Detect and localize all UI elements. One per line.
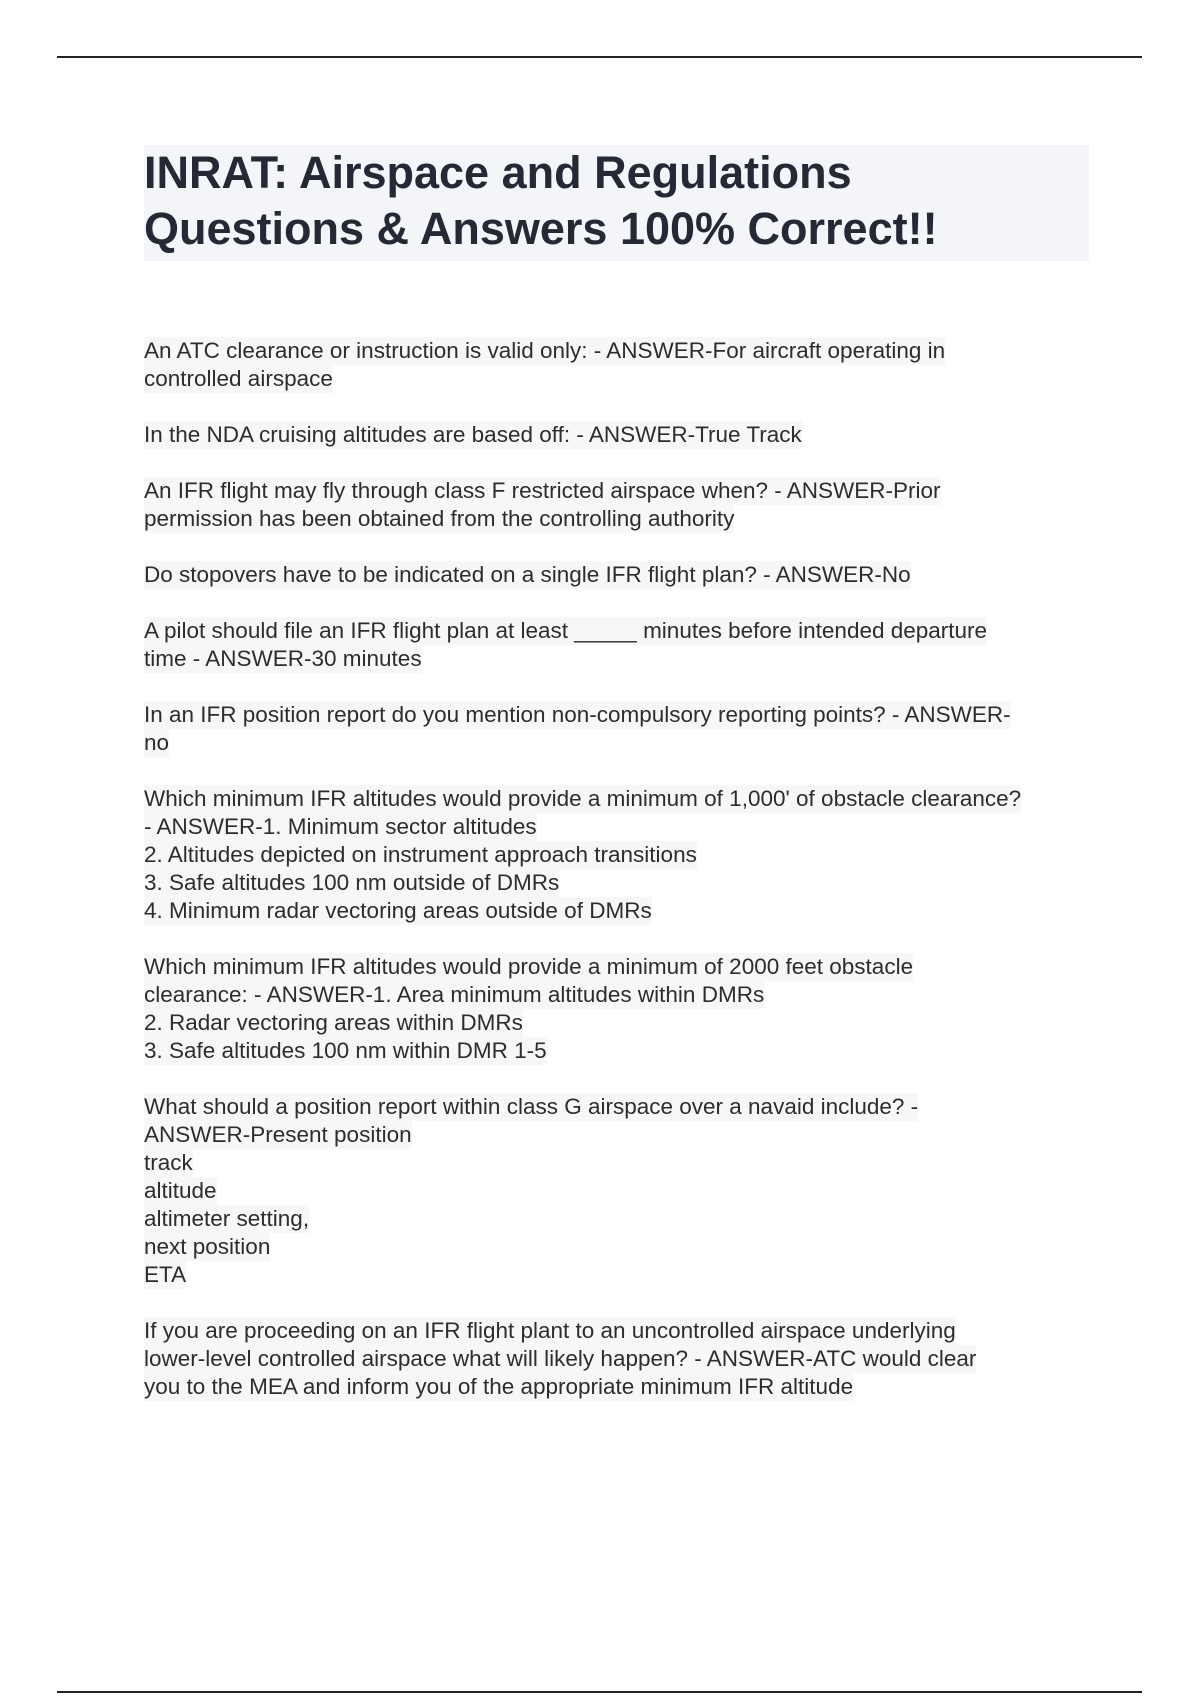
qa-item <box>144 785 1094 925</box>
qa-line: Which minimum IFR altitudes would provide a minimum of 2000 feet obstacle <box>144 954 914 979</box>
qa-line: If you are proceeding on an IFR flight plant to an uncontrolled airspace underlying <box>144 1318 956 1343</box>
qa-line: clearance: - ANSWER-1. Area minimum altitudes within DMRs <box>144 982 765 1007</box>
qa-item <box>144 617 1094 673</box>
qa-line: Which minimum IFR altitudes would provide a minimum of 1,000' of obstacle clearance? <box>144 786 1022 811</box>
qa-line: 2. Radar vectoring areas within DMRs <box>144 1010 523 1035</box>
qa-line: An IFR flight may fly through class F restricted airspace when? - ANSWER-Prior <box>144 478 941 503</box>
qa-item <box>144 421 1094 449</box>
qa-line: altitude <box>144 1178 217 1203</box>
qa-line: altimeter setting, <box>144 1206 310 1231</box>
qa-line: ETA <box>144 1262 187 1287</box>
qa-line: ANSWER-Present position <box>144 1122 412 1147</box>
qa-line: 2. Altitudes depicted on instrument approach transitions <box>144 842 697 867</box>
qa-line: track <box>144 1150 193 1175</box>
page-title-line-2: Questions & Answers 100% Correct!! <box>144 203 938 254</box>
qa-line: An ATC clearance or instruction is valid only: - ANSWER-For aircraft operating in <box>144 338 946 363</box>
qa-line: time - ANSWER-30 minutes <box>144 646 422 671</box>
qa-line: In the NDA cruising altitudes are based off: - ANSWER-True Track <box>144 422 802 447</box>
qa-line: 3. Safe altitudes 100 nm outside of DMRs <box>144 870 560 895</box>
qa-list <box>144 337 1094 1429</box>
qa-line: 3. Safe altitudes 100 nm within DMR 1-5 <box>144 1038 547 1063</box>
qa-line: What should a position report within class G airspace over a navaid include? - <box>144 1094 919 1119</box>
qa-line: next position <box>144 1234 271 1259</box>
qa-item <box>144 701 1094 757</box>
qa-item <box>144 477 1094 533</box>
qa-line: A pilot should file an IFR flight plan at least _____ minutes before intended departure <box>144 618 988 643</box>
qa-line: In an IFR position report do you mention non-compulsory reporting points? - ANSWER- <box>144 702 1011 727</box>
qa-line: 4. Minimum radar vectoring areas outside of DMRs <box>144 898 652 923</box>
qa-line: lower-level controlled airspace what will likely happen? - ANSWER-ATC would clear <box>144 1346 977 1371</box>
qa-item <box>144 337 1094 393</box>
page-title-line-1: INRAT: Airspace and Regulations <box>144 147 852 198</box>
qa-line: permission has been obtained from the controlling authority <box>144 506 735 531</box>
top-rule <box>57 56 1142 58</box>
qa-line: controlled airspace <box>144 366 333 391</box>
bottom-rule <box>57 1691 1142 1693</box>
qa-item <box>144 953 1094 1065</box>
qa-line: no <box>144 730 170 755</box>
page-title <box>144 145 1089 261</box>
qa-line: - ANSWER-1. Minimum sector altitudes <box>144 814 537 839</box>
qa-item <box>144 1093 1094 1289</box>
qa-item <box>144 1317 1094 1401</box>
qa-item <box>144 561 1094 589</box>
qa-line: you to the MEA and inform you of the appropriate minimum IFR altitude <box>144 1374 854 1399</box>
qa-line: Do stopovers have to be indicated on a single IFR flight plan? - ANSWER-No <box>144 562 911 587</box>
━━━━
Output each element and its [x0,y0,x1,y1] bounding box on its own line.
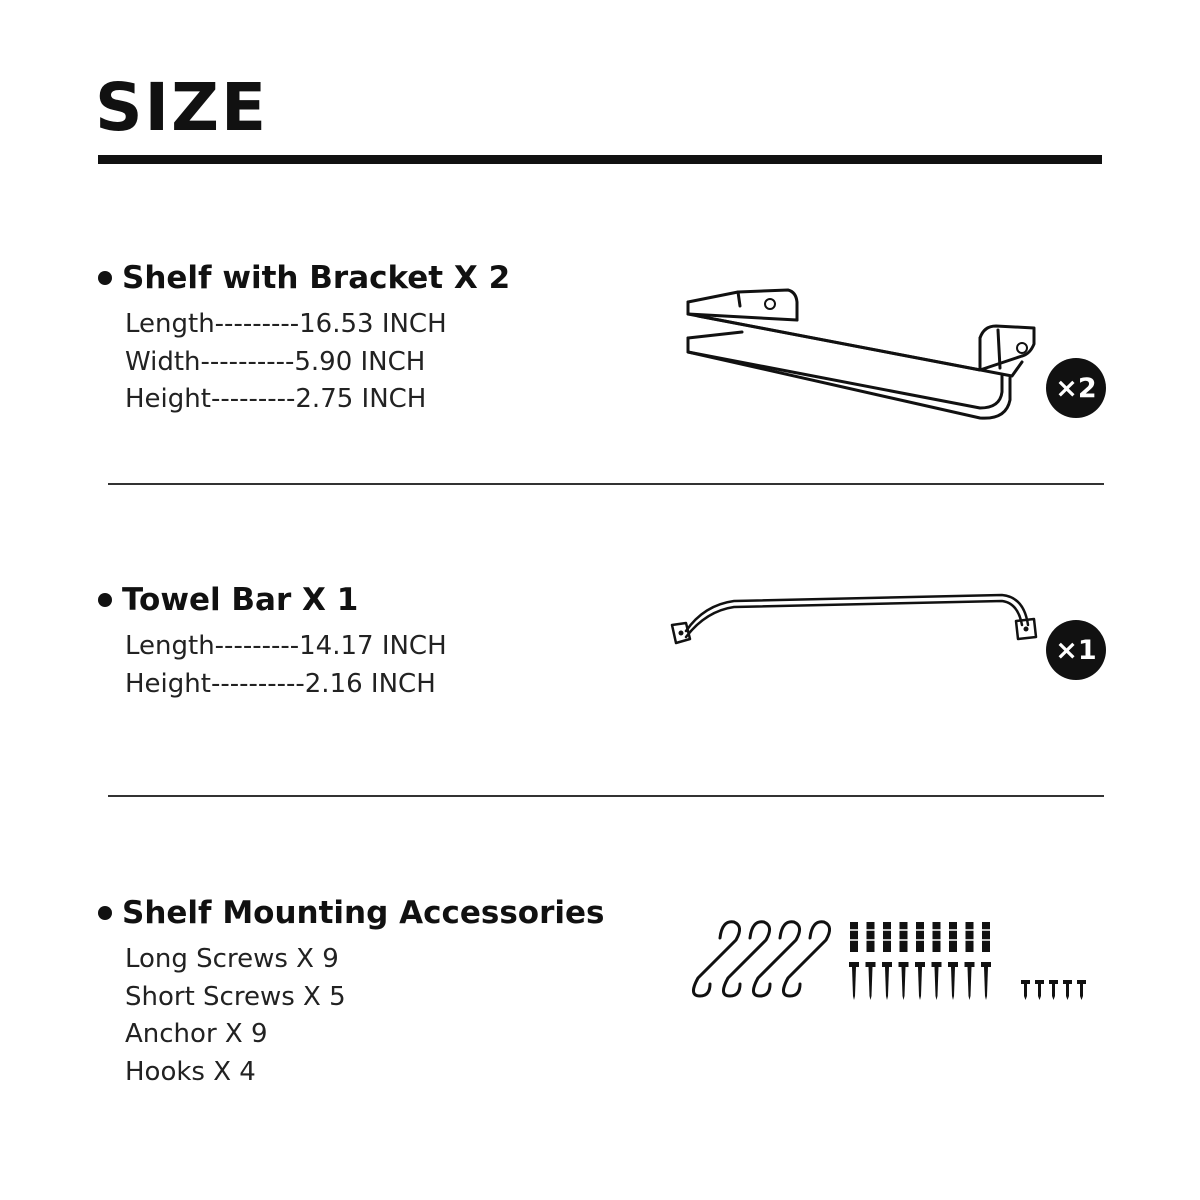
━━━━
> **INSTRUCTIONS FOR THE TASK**: Render the lines of the listing above as a JSON list of strings, one string per line and no blank lines, beginning with the line that contains "Detect and localize" and continuing through the line that contains "qa-line: A pilot", both included. Leave the pictures out of the answer.

> **FULL OUTPUT**:
[
  "Detect and localize all UI elements. One per line.",
  "qa-item <box>144 785 1094 925</box>",
  "qa-line: Which minimum IFR altitudes would provide a minimum of 2000 feet obstacle <box>144 954 914 979</box>",
  "qa-line: If you are proceeding on an IFR flight plant to an uncontrolled airspace underlying <box>144 1318 956 1343</box>",
  "qa-line: clearance: - ANSWER-1. Area minimum altitudes within DMRs <box>144 982 765 1007</box>",
  "qa-item <box>144 617 1094 673</box>",
  "qa-line: Which minimum IFR altitudes would provide a minimum of 1,000' of obstacle clearance? <box>144 786 1022 811</box>",
  "qa-line: 2. Radar vectoring areas within DMRs <box>144 1010 523 1035</box>",
  "qa-line: An IFR flight may fly through class F restricted airspace when? - ANSWER-Prior <box>144 478 941 503</box>",
  "qa-item <box>144 421 1094 449</box>",
  "qa-line: altitude <box>144 1178 217 1203</box>",
  "qa-line: altimeter setting, <box>144 1206 310 1231</box>",
  "qa-line: ETA <box>144 1262 187 1287</box>",
  "qa-line: ANSWER-Present position <box>144 1122 412 1147</box>",
  "qa-line: 2. Altitudes depicted on instrument approach transitions <box>144 842 697 867</box>",
  "qa-line: track <box>144 1150 193 1175</box>",
  "page-title-line-2: Questions & Answers 100% Correct!! <box>144 203 938 254</box>",
  "qa-line: An ATC clearance or instruction is valid only: - ANSWER-For aircraft operating in <box>144 338 946 363</box>",
  "qa-line: time - ANSWER-30 minutes <box>144 646 422 671</box>",
  "qa-line: In the NDA cruising altitudes are based off: - ANSWER-True Track <box>144 422 802 447</box>",
  "qa-line: 3. Safe altitudes 100 nm outside of DMRs <box>144 870 560 895</box>",
  "qa-list <box>144 337 1094 1429</box>",
  "qa-line: 3. Safe altitudes 100 nm within DMR 1-5 <box>144 1038 547 1063</box>",
  "qa-line: What should a position report within class G airspace over a navaid include? - <box>144 1094 919 1119</box>",
  "qa-line: next position <box>144 1234 271 1259</box>",
  "qa-item <box>144 701 1094 757</box>",
  "qa-item <box>144 477 1094 533</box>",
  "qa-line: A pilot should file an IFR flight plan at least _____ minutes before intended departure <box>144 618 988 643</box>"
]